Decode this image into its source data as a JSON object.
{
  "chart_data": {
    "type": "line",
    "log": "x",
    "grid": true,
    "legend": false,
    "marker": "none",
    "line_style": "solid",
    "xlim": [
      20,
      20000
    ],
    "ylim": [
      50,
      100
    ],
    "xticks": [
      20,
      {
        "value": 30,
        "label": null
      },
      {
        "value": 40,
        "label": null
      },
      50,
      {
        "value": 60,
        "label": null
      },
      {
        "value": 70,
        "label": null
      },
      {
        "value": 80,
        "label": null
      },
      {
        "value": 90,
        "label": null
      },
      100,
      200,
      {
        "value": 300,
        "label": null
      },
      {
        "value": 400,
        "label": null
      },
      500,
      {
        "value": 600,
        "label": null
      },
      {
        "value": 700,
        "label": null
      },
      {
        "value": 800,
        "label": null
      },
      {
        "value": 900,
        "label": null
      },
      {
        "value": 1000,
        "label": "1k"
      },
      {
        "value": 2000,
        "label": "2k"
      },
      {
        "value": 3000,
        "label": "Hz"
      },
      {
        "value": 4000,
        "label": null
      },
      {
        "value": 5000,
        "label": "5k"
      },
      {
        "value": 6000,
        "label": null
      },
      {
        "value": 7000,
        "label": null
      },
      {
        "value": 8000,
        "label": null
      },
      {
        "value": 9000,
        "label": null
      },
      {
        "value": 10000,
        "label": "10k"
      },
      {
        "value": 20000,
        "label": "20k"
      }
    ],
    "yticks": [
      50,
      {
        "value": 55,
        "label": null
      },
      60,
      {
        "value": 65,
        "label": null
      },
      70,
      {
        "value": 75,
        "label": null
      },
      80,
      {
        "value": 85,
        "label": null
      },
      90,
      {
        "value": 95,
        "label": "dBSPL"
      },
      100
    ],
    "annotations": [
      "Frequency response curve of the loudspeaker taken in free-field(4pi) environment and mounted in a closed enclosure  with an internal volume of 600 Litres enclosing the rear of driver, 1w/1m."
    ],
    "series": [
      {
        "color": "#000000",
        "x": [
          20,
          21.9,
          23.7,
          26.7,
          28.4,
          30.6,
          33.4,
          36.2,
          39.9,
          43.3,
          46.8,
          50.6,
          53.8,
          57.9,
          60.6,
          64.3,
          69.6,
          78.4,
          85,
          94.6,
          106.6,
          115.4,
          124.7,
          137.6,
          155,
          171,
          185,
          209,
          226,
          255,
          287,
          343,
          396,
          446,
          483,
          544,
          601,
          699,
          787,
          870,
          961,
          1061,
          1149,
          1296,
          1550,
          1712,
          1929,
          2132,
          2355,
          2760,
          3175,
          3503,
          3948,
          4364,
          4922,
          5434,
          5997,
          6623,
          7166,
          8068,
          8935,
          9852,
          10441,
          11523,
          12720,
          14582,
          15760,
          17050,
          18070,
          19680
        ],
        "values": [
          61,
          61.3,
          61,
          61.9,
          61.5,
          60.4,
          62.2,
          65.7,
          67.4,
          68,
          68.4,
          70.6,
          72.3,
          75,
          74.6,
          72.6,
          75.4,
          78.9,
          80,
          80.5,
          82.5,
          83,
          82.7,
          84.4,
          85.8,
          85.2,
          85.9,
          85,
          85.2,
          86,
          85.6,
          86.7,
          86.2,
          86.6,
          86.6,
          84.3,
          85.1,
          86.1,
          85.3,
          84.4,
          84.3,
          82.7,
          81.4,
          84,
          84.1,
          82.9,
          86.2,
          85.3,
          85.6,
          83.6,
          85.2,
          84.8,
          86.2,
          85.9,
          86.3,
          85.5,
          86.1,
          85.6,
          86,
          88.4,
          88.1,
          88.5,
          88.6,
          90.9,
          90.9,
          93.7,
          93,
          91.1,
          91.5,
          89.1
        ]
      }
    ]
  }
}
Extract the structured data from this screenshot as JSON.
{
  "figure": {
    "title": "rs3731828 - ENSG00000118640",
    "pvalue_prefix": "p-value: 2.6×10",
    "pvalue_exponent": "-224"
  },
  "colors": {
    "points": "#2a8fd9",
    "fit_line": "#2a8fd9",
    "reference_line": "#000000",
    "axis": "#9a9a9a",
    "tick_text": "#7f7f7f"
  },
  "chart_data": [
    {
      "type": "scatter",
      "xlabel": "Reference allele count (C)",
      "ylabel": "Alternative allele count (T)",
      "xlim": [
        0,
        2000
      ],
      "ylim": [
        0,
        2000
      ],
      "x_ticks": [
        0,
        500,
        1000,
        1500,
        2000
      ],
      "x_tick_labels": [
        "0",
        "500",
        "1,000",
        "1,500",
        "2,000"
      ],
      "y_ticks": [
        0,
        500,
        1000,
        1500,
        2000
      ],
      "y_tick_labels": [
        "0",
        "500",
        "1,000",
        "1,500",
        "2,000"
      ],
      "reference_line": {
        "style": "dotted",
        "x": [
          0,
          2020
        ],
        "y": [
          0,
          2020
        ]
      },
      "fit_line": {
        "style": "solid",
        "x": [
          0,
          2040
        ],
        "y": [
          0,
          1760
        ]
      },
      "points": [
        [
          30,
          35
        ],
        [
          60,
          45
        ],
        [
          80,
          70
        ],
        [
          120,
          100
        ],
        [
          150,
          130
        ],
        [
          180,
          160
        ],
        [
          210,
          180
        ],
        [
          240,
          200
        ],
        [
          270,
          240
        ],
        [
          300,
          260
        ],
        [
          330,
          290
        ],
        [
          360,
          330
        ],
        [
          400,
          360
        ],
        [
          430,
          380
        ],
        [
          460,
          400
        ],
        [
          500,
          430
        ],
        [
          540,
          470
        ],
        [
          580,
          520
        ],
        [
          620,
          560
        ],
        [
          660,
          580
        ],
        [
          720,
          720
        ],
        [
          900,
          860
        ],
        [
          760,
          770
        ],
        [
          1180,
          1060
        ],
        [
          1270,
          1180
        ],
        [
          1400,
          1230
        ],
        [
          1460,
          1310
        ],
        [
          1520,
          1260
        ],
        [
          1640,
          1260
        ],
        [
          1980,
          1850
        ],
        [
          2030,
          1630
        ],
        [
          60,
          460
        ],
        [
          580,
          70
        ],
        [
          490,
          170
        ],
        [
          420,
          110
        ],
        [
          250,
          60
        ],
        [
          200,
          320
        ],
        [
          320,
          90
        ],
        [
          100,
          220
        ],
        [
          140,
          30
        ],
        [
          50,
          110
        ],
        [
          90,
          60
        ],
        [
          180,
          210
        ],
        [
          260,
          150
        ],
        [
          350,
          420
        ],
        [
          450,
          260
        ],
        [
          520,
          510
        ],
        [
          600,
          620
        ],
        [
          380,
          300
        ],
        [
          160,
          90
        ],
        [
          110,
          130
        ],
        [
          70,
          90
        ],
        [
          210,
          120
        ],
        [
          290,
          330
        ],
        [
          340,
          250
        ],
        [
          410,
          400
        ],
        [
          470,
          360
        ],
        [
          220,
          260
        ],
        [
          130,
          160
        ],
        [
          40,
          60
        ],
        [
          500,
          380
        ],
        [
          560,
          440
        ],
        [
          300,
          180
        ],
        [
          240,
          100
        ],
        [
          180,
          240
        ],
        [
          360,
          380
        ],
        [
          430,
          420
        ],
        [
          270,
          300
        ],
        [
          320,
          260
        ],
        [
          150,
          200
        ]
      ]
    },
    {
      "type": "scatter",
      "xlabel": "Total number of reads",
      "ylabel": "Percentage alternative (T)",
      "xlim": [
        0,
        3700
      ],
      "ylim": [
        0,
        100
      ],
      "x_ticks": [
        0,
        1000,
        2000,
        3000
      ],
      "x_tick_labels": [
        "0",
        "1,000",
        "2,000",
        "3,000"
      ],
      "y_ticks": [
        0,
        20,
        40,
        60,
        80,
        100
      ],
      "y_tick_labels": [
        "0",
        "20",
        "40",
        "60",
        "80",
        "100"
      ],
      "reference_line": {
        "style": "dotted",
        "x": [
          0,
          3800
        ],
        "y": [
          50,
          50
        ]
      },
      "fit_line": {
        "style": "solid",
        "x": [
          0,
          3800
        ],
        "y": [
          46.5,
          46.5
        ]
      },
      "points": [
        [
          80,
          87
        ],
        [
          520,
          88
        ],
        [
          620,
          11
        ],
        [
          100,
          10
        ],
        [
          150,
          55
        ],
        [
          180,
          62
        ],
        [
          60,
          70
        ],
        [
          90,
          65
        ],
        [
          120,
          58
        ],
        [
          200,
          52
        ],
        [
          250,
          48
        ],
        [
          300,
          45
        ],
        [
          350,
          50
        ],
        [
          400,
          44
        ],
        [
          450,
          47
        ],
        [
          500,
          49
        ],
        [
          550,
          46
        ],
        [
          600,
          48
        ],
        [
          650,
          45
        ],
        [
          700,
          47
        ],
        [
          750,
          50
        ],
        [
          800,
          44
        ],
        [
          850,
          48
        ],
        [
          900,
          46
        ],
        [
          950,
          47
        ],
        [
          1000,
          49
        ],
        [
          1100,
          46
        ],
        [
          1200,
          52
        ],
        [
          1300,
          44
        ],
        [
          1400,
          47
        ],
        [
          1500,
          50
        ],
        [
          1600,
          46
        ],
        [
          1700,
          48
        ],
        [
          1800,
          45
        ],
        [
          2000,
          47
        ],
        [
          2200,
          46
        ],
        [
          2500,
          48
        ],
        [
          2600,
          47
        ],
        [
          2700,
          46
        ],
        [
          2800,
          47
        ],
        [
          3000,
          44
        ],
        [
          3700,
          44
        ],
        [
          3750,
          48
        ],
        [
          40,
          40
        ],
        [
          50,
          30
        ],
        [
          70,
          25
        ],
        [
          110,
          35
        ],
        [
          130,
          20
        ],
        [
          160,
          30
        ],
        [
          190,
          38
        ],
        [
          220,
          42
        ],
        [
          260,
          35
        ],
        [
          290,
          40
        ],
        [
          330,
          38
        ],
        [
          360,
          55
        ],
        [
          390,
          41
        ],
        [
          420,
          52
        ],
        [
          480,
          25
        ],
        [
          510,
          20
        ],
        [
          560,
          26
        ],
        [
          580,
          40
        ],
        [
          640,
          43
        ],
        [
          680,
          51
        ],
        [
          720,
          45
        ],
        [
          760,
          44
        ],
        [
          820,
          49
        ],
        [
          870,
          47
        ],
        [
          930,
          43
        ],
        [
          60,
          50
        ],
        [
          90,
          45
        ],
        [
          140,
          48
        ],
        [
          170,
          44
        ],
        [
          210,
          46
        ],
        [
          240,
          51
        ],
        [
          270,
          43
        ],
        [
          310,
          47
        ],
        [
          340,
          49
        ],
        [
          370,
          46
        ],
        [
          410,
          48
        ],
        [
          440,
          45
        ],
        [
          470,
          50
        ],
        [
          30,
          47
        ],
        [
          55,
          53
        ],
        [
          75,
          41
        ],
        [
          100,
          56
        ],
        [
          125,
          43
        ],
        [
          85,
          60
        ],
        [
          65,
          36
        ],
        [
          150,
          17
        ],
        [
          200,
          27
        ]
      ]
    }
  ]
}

WHAT IS BEING ASKED: Find the word "ylabel" and list each line it appears in.

REPLY TO THE TASK:
      "ylabel": "Alternative allele count (T)",
      "ylabel": "Percentage alternative (T)",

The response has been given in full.